-------- MATERIALS PROVIDED --------

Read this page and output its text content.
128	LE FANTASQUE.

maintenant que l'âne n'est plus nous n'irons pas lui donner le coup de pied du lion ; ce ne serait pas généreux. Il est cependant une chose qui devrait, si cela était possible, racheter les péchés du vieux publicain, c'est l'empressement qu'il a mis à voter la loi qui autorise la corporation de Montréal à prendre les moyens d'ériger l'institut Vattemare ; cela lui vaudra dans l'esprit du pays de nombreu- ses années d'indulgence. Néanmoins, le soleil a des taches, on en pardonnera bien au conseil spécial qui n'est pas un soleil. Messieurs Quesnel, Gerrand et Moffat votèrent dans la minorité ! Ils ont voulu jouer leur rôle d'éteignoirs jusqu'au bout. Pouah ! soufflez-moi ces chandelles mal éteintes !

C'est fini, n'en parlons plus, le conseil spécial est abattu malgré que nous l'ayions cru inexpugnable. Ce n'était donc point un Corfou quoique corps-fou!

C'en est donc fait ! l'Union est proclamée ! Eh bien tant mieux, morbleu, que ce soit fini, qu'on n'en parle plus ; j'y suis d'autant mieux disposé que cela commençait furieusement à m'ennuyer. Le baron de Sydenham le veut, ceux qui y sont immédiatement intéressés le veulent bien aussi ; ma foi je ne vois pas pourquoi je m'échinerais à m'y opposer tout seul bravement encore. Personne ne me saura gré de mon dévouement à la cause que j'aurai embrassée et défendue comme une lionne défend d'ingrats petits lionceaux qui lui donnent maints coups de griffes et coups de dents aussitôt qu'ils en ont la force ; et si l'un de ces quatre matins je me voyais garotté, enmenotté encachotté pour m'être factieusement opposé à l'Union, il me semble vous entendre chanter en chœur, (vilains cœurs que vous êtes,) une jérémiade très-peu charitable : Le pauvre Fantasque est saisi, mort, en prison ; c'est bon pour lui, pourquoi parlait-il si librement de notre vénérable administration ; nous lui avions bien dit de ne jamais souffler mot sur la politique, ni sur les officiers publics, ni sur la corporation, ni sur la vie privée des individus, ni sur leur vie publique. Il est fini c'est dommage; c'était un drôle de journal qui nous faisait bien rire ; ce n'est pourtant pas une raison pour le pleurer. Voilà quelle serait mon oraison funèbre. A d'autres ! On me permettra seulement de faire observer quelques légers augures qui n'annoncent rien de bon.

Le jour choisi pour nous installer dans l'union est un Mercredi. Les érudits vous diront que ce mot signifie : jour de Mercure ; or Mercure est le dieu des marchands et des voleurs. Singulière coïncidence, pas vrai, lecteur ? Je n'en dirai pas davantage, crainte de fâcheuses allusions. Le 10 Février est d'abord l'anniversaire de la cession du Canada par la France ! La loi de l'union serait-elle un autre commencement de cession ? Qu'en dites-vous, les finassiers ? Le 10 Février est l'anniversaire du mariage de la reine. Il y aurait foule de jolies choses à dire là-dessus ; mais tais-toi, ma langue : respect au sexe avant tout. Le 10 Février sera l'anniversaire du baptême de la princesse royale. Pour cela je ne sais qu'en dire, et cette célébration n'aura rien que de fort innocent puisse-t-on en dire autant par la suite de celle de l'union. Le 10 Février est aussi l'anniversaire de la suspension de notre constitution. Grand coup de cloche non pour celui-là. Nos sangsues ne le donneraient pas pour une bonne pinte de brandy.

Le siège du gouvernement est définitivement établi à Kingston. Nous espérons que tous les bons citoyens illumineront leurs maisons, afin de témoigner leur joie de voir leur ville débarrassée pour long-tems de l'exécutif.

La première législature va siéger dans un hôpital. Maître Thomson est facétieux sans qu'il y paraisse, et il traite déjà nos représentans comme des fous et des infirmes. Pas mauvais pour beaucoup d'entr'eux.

--------

SET TASK:
Repeat each of the entries above precisely as given.

TASK OUTPUT:
Read this page and output its text content.
128	LE FANTASQUE.

maintenant que l'âne n'est plus nous n'irons pas lui donner le coup de pied du lion ; ce ne serait pas généreux. Il est cependant une chose qui devrait, si cela était possible, racheter les péchés du vieux publicain, c'est l'empressement qu'il a mis à voter la loi qui autorise la corporation de Montréal à prendre les moyens d'ériger l'institut Vattemare ; cela lui vaudra dans l'esprit du pays de nombreu- ses années d'indulgence. Néanmoins, le soleil a des taches, on en pardonnera bien au conseil spécial qui n'est pas un soleil. Messieurs Quesnel, Gerrand et Moffat votèrent dans la minorité ! Ils ont voulu jouer leur rôle d'éteignoirs jusqu'au bout. Pouah ! soufflez-moi ces chandelles mal éteintes !

C'est fini, n'en parlons plus, le conseil spécial est abattu malgré que nous l'ayions cru inexpugnable. Ce n'était donc point un Corfou quoique corps-fou!

C'en est donc fait ! l'Union est proclamée ! Eh bien tant mieux, morbleu, que ce soit fini, qu'on n'en parle plus ; j'y suis d'autant mieux disposé que cela commençait furieusement à m'ennuyer. Le baron de Sydenham le veut, ceux qui y sont immédiatement intéressés le veulent bien aussi ; ma foi je ne vois pas pourquoi je m'échinerais à m'y opposer tout seul bravement encore. Personne ne me saura gré de mon dévouement à la cause que j'aurai embrassée et défendue comme une lionne défend d'ingrats petits lionceaux qui lui donnent maints coups de griffes et coups de dents aussitôt qu'ils en ont la force ; et si l'un de ces quatre matins je me voyais garotté, enmenotté encachotté pour m'être factieusement opposé à l'Union, il me semble vous entendre chanter en chœur, (vilains cœurs que vous êtes,) une jérémiade très-peu charitable : Le pauvre Fantasque est saisi, mort, en prison ; c'est bon pour lui, pourquoi parlait-il si librement de notre vénérable administration ; nous lui avions bien dit de ne jamais souffler mot sur la politique, ni sur les officiers publics, ni sur la corporation, ni sur la vie privée des individus, ni sur leur vie publique. Il est fini c'est dommage; c'était un drôle de journal qui nous faisait bien rire ; ce n'est pourtant pas une raison pour le pleurer. Voilà quelle serait mon oraison funèbre. A d'autres ! On me permettra seulement de faire observer quelques légers augures qui n'annoncent rien de bon.

Le jour choisi pour nous installer dans l'union est un Mercredi. Les érudits vous diront que ce mot signifie : jour de Mercure ; or Mercure est le dieu des marchands et des voleurs. Singulière coïncidence, pas vrai, lecteur ? Je n'en dirai pas davantage, crainte de fâcheuses allusions. Le 10 Février est d'abord l'anniversaire de la cession du Canada par la France ! La loi de l'union serait-elle un autre commencement de cession ? Qu'en dites-vous, les finassiers ? Le 10 Février est l'anniversaire du mariage de la reine. Il y aurait foule de jolies choses à dire là-dessus ; mais tais-toi, ma langue : respect au sexe avant tout. Le 10 Février sera l'anniversaire du baptême de la princesse royale. Pour cela je ne sais qu'en dire, et cette célébration n'aura rien que de fort innocent puisse-t-on en dire autant par la suite de celle de l'union. Le 10 Février est aussi l'anniversaire de la suspension de notre constitution. Grand coup de cloche non pour celui-là. Nos sangsues ne le donneraient pas pour une bonne pinte de brandy.

Le siège du gouvernement est définitivement établi à Kingston. Nous espérons que tous les bons citoyens illumineront leurs maisons, afin de témoigner leur joie de voir leur ville débarrassée pour long-tems de l'exécutif.

La première législature va siéger dans un hôpital. Maître Thomson est facétieux sans qu'il y paraisse, et il traite déjà nos représentans comme des fous et des infirmes. Pas mauvais pour beaucoup d'entr'eux.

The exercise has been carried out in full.